> **Goal**: Restate the entire listing word for word.

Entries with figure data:
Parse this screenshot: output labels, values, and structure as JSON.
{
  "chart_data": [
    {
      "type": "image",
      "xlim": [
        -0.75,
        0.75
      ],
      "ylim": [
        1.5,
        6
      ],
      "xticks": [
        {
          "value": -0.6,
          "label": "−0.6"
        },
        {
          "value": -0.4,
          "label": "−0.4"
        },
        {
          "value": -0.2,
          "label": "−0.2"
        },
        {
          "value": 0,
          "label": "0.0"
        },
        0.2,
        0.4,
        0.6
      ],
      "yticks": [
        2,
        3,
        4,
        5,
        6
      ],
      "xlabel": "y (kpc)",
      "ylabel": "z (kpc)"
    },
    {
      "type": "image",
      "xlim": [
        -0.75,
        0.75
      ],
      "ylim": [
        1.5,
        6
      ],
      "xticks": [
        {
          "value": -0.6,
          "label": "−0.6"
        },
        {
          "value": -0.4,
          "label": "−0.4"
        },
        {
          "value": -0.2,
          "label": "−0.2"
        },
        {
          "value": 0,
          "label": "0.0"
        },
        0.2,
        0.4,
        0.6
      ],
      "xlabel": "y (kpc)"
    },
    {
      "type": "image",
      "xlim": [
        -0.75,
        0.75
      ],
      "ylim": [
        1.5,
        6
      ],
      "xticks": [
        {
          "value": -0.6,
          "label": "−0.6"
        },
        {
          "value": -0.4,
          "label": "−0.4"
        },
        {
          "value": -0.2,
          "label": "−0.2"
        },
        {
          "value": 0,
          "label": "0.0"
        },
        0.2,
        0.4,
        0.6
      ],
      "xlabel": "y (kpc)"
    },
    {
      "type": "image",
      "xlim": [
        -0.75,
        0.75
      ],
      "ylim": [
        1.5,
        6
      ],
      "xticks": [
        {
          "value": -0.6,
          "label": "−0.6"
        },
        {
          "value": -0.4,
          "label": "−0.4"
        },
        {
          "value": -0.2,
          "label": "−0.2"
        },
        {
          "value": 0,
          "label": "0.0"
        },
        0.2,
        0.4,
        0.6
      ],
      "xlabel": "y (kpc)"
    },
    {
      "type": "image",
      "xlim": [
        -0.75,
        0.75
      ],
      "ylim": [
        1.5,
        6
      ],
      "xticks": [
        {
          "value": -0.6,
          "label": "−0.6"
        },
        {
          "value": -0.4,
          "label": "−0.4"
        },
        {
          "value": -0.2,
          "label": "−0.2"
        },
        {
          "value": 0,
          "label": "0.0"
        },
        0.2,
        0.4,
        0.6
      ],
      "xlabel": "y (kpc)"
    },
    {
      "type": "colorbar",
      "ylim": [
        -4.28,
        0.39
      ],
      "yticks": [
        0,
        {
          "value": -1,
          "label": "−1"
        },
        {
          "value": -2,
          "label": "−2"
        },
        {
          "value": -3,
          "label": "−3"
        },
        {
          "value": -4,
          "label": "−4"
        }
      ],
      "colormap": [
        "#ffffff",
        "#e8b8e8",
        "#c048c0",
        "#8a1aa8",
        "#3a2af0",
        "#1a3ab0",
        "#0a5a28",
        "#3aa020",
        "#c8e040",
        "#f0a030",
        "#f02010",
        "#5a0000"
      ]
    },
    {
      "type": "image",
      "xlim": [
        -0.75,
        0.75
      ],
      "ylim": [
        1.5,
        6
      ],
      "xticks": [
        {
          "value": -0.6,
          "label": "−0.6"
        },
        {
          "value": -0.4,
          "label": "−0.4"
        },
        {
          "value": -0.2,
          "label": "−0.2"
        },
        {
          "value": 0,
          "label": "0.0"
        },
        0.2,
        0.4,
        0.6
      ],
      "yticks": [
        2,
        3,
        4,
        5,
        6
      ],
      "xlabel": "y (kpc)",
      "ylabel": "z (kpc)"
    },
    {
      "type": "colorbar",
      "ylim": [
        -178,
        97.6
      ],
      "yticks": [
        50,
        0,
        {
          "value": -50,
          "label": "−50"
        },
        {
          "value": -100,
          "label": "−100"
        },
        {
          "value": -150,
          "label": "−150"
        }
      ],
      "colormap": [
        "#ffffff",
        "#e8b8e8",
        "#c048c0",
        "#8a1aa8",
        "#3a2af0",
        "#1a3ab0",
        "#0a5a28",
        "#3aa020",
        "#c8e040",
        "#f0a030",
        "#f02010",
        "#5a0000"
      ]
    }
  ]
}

> **Response below**:
Parse this screenshot: output labels, values, and structure as JSON.
{
  "chart_data": [
    {
      "type": "image",
      "xlim": [
        -0.75,
        0.75
      ],
      "ylim": [
        1.5,
        6
      ],
      "xticks": [
        {
          "value": -0.6,
          "label": "−0.6"
        },
        {
          "value": -0.4,
          "label": "−0.4"
        },
        {
          "value": -0.2,
          "label": "−0.2"
        },
        {
          "value": 0,
          "label": "0.0"
        },
        0.2,
        0.4,
        0.6
      ],
      "yticks": [
        2,
        3,
        4,
        5,
        6
      ],
      "xlabel": "y (kpc)",
      "ylabel": "z (kpc)"
    },
    {
      "type": "image",
      "xlim": [
        -0.75,
        0.75
      ],
      "ylim": [
        1.5,
        6
      ],
      "xticks": [
        {
          "value": -0.6,
          "label": "−0.6"
        },
        {
          "value": -0.4,
          "label": "−0.4"
        },
        {
          "value": -0.2,
          "label": "−0.2"
        },
        {
          "value": 0,
          "label": "0.0"
        },
        0.2,
        0.4,
        0.6
      ],
      "xlabel": "y (kpc)"
    },
    {
      "type": "image",
      "xlim": [
        -0.75,
        0.75
      ],
      "ylim": [
        1.5,
        6
      ],
      "xticks": [
        {
          "value": -0.6,
          "label": "−0.6"
        },
        {
          "value": -0.4,
          "label": "−0.4"
        },
        {
          "value": -0.2,
          "label": "−0.2"
        },
        {
          "value": 0,
          "label": "0.0"
        },
        0.2,
        0.4,
        0.6
      ],
      "xlabel": "y (kpc)"
    },
    {
      "type": "image",
      "xlim": [
        -0.75,
        0.75
      ],
      "ylim": [
        1.5,
        6
      ],
      "xticks": [
        {
          "value": -0.6,
          "label": "−0.6"
        },
        {
          "value": -0.4,
          "label": "−0.4"
        },
        {
          "value": -0.2,
          "label": "−0.2"
        },
        {
          "value": 0,
          "label": "0.0"
        },
        0.2,
        0.4,
        0.6
      ],
      "xlabel": "y (kpc)"
    },
    {
      "type": "image",
      "xlim": [
        -0.75,
        0.75
      ],
      "ylim": [
        1.5,
        6
      ],
      "xticks": [
        {
          "value": -0.6,
          "label": "−0.6"
        },
        {
          "value": -0.4,
          "label": "−0.4"
        },
        {
          "value": -0.2,
          "label": "−0.2"
        },
        {
          "value": 0,
          "label": "0.0"
        },
        0.2,
        0.4,
        0.6
      ],
      "xlabel": "y (kpc)"
    },
    {
      "type": "colorbar",
      "ylim": [
        -4.28,
        0.39
      ],
      "yticks": [
        0,
        {
          "value": -1,
          "label": "−1"
        },
        {
          "value": -2,
          "label": "−2"
        },
        {
          "value": -3,
          "label": "−3"
        },
        {
          "value": -4,
          "label": "−4"
        }
      ],
      "colormap": [
        "#ffffff",
        "#e8b8e8",
        "#c048c0",
        "#8a1aa8",
        "#3a2af0",
        "#1a3ab0",
        "#0a5a28",
        "#3aa020",
        "#c8e040",
        "#f0a030",
        "#f02010",
        "#5a0000"
      ]
    },
    {
      "type": "image",
      "xlim": [
        -0.75,
        0.75
      ],
      "ylim": [
        1.5,
        6
      ],
      "xticks": [
        {
          "value": -0.6,
          "label": "−0.6"
        },
        {
          "value": -0.4,
          "label": "−0.4"
        },
        {
          "value": -0.2,
          "label": "−0.2"
        },
        {
          "value": 0,
          "label": "0.0"
        },
        0.2,
        0.4,
        0.6
      ],
      "yticks": [
        2,
        3,
        4,
        5,
        6
      ],
      "xlabel": "y (kpc)",
      "ylabel": "z (kpc)"
    },
    {
      "type": "colorbar",
      "ylim": [
        -178,
        97.6
      ],
      "yticks": [
        50,
        0,
        {
          "value": -50,
          "label": "−50"
        },
        {
          "value": -100,
          "label": "−100"
        },
        {
          "value": -150,
          "label": "−150"
        }
      ],
      "colormap": [
        "#ffffff",
        "#e8b8e8",
        "#c048c0",
        "#8a1aa8",
        "#3a2af0",
        "#1a3ab0",
        "#0a5a28",
        "#3aa020",
        "#c8e040",
        "#f0a030",
        "#f02010",
        "#5a0000"
      ]
    }
  ]
}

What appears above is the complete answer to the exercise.